- _What is expected_: Copy the data below exactly.

- _Data for processing_:
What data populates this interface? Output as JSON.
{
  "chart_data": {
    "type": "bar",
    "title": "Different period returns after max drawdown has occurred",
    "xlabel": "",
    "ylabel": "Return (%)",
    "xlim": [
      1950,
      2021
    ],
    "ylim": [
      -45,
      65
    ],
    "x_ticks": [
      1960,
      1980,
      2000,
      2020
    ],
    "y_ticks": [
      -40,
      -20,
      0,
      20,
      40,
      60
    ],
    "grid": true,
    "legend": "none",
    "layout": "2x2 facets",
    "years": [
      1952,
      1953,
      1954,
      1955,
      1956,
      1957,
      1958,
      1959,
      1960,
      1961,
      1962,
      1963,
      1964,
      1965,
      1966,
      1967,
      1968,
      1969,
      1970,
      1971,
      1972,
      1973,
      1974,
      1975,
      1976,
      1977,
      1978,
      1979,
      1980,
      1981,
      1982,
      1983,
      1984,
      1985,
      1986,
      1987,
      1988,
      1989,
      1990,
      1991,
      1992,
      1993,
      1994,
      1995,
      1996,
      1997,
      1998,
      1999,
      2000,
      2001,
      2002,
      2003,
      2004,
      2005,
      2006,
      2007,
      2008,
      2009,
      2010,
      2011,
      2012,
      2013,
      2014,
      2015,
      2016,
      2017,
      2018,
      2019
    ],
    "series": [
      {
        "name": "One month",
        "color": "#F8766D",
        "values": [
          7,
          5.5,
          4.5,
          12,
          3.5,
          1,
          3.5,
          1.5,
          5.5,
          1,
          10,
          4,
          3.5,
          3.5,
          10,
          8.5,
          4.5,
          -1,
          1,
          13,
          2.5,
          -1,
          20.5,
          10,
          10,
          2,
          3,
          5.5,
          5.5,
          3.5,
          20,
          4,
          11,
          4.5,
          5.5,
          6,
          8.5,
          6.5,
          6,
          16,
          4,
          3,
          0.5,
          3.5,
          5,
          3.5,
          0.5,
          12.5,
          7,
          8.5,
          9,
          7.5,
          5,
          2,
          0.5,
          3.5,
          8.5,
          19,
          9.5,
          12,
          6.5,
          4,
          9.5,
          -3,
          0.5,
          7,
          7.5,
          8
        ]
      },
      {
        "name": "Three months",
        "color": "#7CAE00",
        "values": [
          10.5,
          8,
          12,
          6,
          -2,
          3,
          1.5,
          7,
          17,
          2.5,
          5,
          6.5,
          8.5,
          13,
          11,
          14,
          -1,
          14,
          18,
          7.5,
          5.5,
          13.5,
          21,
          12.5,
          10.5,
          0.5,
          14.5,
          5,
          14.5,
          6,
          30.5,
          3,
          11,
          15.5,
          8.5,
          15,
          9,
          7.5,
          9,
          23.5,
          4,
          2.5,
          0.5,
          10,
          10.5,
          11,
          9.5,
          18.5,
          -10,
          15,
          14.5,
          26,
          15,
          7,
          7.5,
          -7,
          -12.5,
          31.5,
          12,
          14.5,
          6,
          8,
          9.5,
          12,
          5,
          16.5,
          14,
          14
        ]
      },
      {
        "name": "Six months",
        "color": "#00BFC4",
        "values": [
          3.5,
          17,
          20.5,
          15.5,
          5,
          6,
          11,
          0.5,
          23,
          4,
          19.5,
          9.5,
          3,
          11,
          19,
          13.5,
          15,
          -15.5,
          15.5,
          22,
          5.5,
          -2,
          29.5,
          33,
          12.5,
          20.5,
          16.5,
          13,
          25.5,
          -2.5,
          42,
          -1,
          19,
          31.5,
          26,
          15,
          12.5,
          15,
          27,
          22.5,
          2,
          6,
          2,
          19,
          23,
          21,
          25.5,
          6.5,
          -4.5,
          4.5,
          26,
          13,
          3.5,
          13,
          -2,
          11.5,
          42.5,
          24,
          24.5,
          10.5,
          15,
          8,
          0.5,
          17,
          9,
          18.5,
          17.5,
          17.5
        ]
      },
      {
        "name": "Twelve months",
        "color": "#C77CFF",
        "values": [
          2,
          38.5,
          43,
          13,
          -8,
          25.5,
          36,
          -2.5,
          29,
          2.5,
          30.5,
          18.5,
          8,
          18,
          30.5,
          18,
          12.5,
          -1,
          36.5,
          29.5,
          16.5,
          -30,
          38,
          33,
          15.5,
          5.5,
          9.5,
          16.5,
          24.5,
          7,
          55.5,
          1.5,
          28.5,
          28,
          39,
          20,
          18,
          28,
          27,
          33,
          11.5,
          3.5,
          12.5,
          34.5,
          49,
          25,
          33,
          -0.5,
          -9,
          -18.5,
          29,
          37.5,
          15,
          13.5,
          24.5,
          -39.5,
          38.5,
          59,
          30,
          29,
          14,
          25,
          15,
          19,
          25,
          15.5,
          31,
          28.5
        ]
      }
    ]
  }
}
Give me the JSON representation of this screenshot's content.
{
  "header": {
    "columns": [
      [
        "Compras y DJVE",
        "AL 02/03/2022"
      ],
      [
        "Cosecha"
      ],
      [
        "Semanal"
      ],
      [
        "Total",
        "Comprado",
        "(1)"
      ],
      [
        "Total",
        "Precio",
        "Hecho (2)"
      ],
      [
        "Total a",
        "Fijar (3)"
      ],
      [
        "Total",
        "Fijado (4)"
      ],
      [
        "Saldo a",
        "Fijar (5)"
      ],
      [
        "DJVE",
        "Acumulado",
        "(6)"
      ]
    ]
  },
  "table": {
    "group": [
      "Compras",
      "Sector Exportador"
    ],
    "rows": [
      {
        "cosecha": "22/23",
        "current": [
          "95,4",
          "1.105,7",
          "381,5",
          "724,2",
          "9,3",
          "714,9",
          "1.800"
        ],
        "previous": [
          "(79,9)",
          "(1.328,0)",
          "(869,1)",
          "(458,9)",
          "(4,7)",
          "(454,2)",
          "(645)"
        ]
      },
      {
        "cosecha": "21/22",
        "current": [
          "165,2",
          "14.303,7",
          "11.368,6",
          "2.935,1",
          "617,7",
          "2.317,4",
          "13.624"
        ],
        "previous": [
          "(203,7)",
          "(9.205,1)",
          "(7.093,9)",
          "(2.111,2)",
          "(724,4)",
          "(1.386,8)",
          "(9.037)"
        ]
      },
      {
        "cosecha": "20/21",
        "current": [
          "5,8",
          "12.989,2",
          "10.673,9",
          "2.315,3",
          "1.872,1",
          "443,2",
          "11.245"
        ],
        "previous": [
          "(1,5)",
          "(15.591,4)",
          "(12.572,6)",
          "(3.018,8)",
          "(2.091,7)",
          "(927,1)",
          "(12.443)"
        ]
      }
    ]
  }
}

- _Complete answer_:
What data populates this interface? Output as JSON.
{
  "chart_data": {
    "type": "bar",
    "title": "Different period returns after max drawdown has occurred",
    "xlabel": "",
    "ylabel": "Return (%)",
    "xlim": [
      1950,
      2021
    ],
    "ylim": [
      -45,
      65
    ],
    "x_ticks": [
      1960,
      1980,
      2000,
      2020
    ],
    "y_ticks": [
      -40,
      -20,
      0,
      20,
      40,
      60
    ],
    "grid": true,
    "legend": "none",
    "layout": "2x2 facets",
    "years": [
      1952,
      1953,
      1954,
      1955,
      1956,
      1957,
      1958,
      1959,
      1960,
      1961,
      1962,
      1963,
      1964,
      1965,
      1966,
      1967,
      1968,
      1969,
      1970,
      1971,
      1972,
      1973,
      1974,
      1975,
      1976,
      1977,
      1978,
      1979,
      1980,
      1981,
      1982,
      1983,
      1984,
      1985,
      1986,
      1987,
      1988,
      1989,
      1990,
      1991,
      1992,
      1993,
      1994,
      1995,
      1996,
      1997,
      1998,
      1999,
      2000,
      2001,
      2002,
      2003,
      2004,
      2005,
      2006,
      2007,
      2008,
      2009,
      2010,
      2011,
      2012,
      2013,
      2014,
      2015,
      2016,
      2017,
      2018,
      2019
    ],
    "series": [
      {
        "name": "One month",
        "color": "#F8766D",
        "values": [
          7,
          5.5,
          4.5,
          12,
          3.5,
          1,
          3.5,
          1.5,
          5.5,
          1,
          10,
          4,
          3.5,
          3.5,
          10,
          8.5,
          4.5,
          -1,
          1,
          13,
          2.5,
          -1,
          20.5,
          10,
          10,
          2,
          3,
          5.5,
          5.5,
          3.5,
          20,
          4,
          11,
          4.5,
          5.5,
          6,
          8.5,
          6.5,
          6,
          16,
          4,
          3,
          0.5,
          3.5,
          5,
          3.5,
          0.5,
          12.5,
          7,
          8.5,
          9,
          7.5,
          5,
          2,
          0.5,
          3.5,
          8.5,
          19,
          9.5,
          12,
          6.5,
          4,
          9.5,
          -3,
          0.5,
          7,
          7.5,
          8
        ]
      },
      {
        "name": "Three months",
        "color": "#7CAE00",
        "values": [
          10.5,
          8,
          12,
          6,
          -2,
          3,
          1.5,
          7,
          17,
          2.5,
          5,
          6.5,
          8.5,
          13,
          11,
          14,
          -1,
          14,
          18,
          7.5,
          5.5,
          13.5,
          21,
          12.5,
          10.5,
          0.5,
          14.5,
          5,
          14.5,
          6,
          30.5,
          3,
          11,
          15.5,
          8.5,
          15,
          9,
          7.5,
          9,
          23.5,
          4,
          2.5,
          0.5,
          10,
          10.5,
          11,
          9.5,
          18.5,
          -10,
          15,
          14.5,
          26,
          15,
          7,
          7.5,
          -7,
          -12.5,
          31.5,
          12,
          14.5,
          6,
          8,
          9.5,
          12,
          5,
          16.5,
          14,
          14
        ]
      },
      {
        "name": "Six months",
        "color": "#00BFC4",
        "values": [
          3.5,
          17,
          20.5,
          15.5,
          5,
          6,
          11,
          0.5,
          23,
          4,
          19.5,
          9.5,
          3,
          11,
          19,
          13.5,
          15,
          -15.5,
          15.5,
          22,
          5.5,
          -2,
          29.5,
          33,
          12.5,
          20.5,
          16.5,
          13,
          25.5,
          -2.5,
          42,
          -1,
          19,
          31.5,
          26,
          15,
          12.5,
          15,
          27,
          22.5,
          2,
          6,
          2,
          19,
          23,
          21,
          25.5,
          6.5,
          -4.5,
          4.5,
          26,
          13,
          3.5,
          13,
          -2,
          11.5,
          42.5,
          24,
          24.5,
          10.5,
          15,
          8,
          0.5,
          17,
          9,
          18.5,
          17.5,
          17.5
        ]
      },
      {
        "name": "Twelve months",
        "color": "#C77CFF",
        "values": [
          2,
          38.5,
          43,
          13,
          -8,
          25.5,
          36,
          -2.5,
          29,
          2.5,
          30.5,
          18.5,
          8,
          18,
          30.5,
          18,
          12.5,
          -1,
          36.5,
          29.5,
          16.5,
          -30,
          38,
          33,
          15.5,
          5.5,
          9.5,
          16.5,
          24.5,
          7,
          55.5,
          1.5,
          28.5,
          28,
          39,
          20,
          18,
          28,
          27,
          33,
          11.5,
          3.5,
          12.5,
          34.5,
          49,
          25,
          33,
          -0.5,
          -9,
          -18.5,
          29,
          37.5,
          15,
          13.5,
          24.5,
          -39.5,
          38.5,
          59,
          30,
          29,
          14,
          25,
          15,
          19,
          25,
          15.5,
          31,
          28.5
        ]
      }
    ]
  }
}
Give me the JSON representation of this screenshot's content.
{
  "header": {
    "columns": [
      [
        "Compras y DJVE",
        "AL 02/03/2022"
      ],
      [
        "Cosecha"
      ],
      [
        "Semanal"
      ],
      [
        "Total",
        "Comprado",
        "(1)"
      ],
      [
        "Total",
        "Precio",
        "Hecho (2)"
      ],
      [
        "Total a",
        "Fijar (3)"
      ],
      [
        "Total",
        "Fijado (4)"
      ],
      [
        "Saldo a",
        "Fijar (5)"
      ],
      [
        "DJVE",
        "Acumulado",
        "(6)"
      ]
    ]
  },
  "table": {
    "group": [
      "Compras",
      "Sector Exportador"
    ],
    "rows": [
      {
        "cosecha": "22/23",
        "current": [
          "95,4",
          "1.105,7",
          "381,5",
          "724,2",
          "9,3",
          "714,9",
          "1.800"
        ],
        "previous": [
          "(79,9)",
          "(1.328,0)",
          "(869,1)",
          "(458,9)",
          "(4,7)",
          "(454,2)",
          "(645)"
        ]
      },
      {
        "cosecha": "21/22",
        "current": [
          "165,2",
          "14.303,7",
          "11.368,6",
          "2.935,1",
          "617,7",
          "2.317,4",
          "13.624"
        ],
        "previous": [
          "(203,7)",
          "(9.205,1)",
          "(7.093,9)",
          "(2.111,2)",
          "(724,4)",
          "(1.386,8)",
          "(9.037)"
        ]
      },
      {
        "cosecha": "20/21",
        "current": [
          "5,8",
          "12.989,2",
          "10.673,9",
          "2.315,3",
          "1.872,1",
          "443,2",
          "11.245"
        ],
        "previous": [
          "(1,5)",
          "(15.591,4)",
          "(12.572,6)",
          "(3.018,8)",
          "(2.091,7)",
          "(927,1)",
          "(12.443)"
        ]
      }
    ]
  }
}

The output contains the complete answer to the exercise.